§ Short problem: Return the records, each one exactly as written.

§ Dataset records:

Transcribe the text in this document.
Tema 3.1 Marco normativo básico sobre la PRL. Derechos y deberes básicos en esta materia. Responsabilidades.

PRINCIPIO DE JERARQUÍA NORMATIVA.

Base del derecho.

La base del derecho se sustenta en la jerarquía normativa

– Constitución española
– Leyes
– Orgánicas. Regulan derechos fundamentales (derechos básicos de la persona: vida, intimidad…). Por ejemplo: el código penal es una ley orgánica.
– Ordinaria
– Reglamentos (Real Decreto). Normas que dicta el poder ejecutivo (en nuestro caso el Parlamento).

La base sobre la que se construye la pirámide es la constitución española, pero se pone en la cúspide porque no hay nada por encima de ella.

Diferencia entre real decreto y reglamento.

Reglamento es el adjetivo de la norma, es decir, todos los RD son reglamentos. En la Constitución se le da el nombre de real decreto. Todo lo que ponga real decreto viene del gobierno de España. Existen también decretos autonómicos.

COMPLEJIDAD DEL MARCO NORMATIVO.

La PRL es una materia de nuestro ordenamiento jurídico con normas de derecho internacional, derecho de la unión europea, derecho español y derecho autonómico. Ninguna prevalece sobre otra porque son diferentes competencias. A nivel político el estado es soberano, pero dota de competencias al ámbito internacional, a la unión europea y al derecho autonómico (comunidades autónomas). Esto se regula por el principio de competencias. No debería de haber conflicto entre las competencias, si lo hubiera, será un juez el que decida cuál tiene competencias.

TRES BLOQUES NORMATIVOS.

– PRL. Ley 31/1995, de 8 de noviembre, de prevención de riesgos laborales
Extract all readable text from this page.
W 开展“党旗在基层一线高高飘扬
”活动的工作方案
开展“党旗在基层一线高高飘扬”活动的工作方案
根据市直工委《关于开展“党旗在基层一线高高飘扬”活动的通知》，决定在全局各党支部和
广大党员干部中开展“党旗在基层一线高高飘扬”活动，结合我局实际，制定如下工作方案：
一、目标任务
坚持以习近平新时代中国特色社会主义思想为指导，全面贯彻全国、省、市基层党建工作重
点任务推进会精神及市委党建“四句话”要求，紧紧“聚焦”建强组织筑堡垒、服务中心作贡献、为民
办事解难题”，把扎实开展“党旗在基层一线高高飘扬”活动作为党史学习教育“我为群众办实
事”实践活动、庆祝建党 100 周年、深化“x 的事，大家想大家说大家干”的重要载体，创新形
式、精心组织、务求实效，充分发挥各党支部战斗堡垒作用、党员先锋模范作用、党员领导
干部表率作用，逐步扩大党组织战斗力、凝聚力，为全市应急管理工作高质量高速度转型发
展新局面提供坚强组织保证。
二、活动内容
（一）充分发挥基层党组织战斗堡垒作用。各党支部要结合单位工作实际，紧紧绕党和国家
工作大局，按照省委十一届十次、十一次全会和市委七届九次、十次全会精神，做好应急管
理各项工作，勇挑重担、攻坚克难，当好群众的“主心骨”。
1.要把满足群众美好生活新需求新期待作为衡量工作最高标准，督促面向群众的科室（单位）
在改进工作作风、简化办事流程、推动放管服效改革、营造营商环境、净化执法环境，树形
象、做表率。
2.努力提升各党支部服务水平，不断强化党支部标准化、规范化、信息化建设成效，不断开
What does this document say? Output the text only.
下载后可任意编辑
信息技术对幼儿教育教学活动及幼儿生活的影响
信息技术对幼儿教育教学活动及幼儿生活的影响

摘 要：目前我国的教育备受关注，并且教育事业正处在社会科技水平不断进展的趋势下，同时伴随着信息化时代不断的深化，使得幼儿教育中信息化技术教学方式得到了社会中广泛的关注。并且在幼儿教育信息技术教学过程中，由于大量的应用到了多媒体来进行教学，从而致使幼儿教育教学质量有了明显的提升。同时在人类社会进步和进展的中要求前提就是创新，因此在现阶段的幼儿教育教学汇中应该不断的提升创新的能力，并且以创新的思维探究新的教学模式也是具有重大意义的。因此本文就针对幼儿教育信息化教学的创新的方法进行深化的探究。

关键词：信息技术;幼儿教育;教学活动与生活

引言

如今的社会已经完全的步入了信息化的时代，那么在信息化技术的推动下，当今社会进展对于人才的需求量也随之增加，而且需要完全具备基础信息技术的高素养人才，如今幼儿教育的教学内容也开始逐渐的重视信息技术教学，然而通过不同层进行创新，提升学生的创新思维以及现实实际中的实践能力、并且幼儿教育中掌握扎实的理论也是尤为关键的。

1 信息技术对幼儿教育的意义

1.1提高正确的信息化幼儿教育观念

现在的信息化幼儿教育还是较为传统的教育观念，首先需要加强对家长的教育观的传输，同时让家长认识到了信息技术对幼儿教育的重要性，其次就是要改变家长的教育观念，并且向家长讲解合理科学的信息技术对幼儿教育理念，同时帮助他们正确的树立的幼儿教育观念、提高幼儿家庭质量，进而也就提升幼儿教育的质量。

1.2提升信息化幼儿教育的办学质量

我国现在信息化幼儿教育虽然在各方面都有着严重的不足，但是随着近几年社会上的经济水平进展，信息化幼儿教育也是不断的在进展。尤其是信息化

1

§ Right answer:
Transcribe the text in this document.
Tema 3.1 Marco normativo básico sobre la PRL. Derechos y deberes básicos en esta materia. Responsabilidades.

PRINCIPIO DE JERARQUÍA NORMATIVA.

Base del derecho.

La base del derecho se sustenta en la jerarquía normativa

– Constitución española
– Leyes
– Orgánicas. Regulan derechos fundamentales (derechos básicos de la persona: vida, intimidad…). Por ejemplo: el código penal es una ley orgánica.
– Ordinaria
– Reglamentos (Real Decreto). Normas que dicta el poder ejecutivo (en nuestro caso el Parlamento).

La base sobre la que se construye la pirámide es la constitución española, pero se pone en la cúspide porque no hay nada por encima de ella.

Diferencia entre real decreto y reglamento.

Reglamento es el adjetivo de la norma, es decir, todos los RD son reglamentos. En la Constitución se le da el nombre de real decreto. Todo lo que ponga real decreto viene del gobierno de España. Existen también decretos autonómicos.

COMPLEJIDAD DEL MARCO NORMATIVO.

La PRL es una materia de nuestro ordenamiento jurídico con normas de derecho internacional, derecho de la unión europea, derecho español y derecho autonómico. Ninguna prevalece sobre otra porque son diferentes competencias. A nivel político el estado es soberano, pero dota de competencias al ámbito internacional, a la unión europea y al derecho autonómico (comunidades autónomas). Esto se regula por el principio de competencias. No debería de haber conflicto entre las competencias, si lo hubiera, será un juez el que decida cuál tiene competencias.

TRES BLOQUES NORMATIVOS.

– PRL. Ley 31/1995, de 8 de noviembre, de prevención de riesgos laborales
Extract all readable text from this page.
W 开展“党旗在基层一线高高飘扬
”活动的工作方案
开展“党旗在基层一线高高飘扬”活动的工作方案
根据市直工委《关于开展“党旗在基层一线高高飘扬”活动的通知》，决定在全局各党支部和
广大党员干部中开展“党旗在基层一线高高飘扬”活动，结合我局实际，制定如下工作方案：
一、目标任务
坚持以习近平新时代中国特色社会主义思想为指导，全面贯彻全国、省、市基层党建工作重
点任务推进会精神及市委党建“四句话”要求，紧紧“聚焦”建强组织筑堡垒、服务中心作贡献、为民
办事解难题”，把扎实开展“党旗在基层一线高高飘扬”活动作为党史学习教育“我为群众办实
事”实践活动、庆祝建党 100 周年、深化“x 的事，大家想大家说大家干”的重要载体，创新形
式、精心组织、务求实效，充分发挥各党支部战斗堡垒作用、党员先锋模范作用、党员领导
干部表率作用，逐步扩大党组织战斗力、凝聚力，为全市应急管理工作高质量高速度转型发
展新局面提供坚强组织保证。
二、活动内容
（一）充分发挥基层党组织战斗堡垒作用。各党支部要结合单位工作实际，紧紧绕党和国家
工作大局，按照省委十一届十次、十一次全会和市委七届九次、十次全会精神，做好应急管
理各项工作，勇挑重担、攻坚克难，当好群众的“主心骨”。
1.要把满足群众美好生活新需求新期待作为衡量工作最高标准，督促面向群众的科室（单位）
在改进工作作风、简化办事流程、推动放管服效改革、营造营商环境、净化执法环境，树形
象、做表率。
2.努力提升各党支部服务水平，不断强化党支部标准化、规范化、信息化建设成效，不断开
What does this document say? Output the text only.
下载后可任意编辑
信息技术对幼儿教育教学活动及幼儿生活的影响
信息技术对幼儿教育教学活动及幼儿生活的影响

摘 要：目前我国的教育备受关注，并且教育事业正处在社会科技水平不断进展的趋势下，同时伴随着信息化时代不断的深化，使得幼儿教育中信息化技术教学方式得到了社会中广泛的关注。并且在幼儿教育信息技术教学过程中，由于大量的应用到了多媒体来进行教学，从而致使幼儿教育教学质量有了明显的提升。同时在人类社会进步和进展的中要求前提就是创新，因此在现阶段的幼儿教育教学汇中应该不断的提升创新的能力，并且以创新的思维探究新的教学模式也是具有重大意义的。因此本文就针对幼儿教育信息化教学的创新的方法进行深化的探究。

关键词：信息技术;幼儿教育;教学活动与生活

引言

如今的社会已经完全的步入了信息化的时代，那么在信息化技术的推动下，当今社会进展对于人才的需求量也随之增加，而且需要完全具备基础信息技术的高素养人才，如今幼儿教育的教学内容也开始逐渐的重视信息技术教学，然而通过不同层进行创新，提升学生的创新思维以及现实实际中的实践能力、并且幼儿教育中掌握扎实的理论也是尤为关键的。

1 信息技术对幼儿教育的意义

1.1提高正确的信息化幼儿教育观念

现在的信息化幼儿教育还是较为传统的教育观念，首先需要加强对家长的教育观的传输，同时让家长认识到了信息技术对幼儿教育的重要性，其次就是要改变家长的教育观念，并且向家长讲解合理科学的信息技术对幼儿教育理念，同时帮助他们正确的树立的幼儿教育观念、提高幼儿家庭质量，进而也就提升幼儿教育的质量。

1.2提升信息化幼儿教育的办学质量

我国现在信息化幼儿教育虽然在各方面都有着严重的不足，但是随着近几年社会上的经济水平进展，信息化幼儿教育也是不断的在进展。尤其是信息化

1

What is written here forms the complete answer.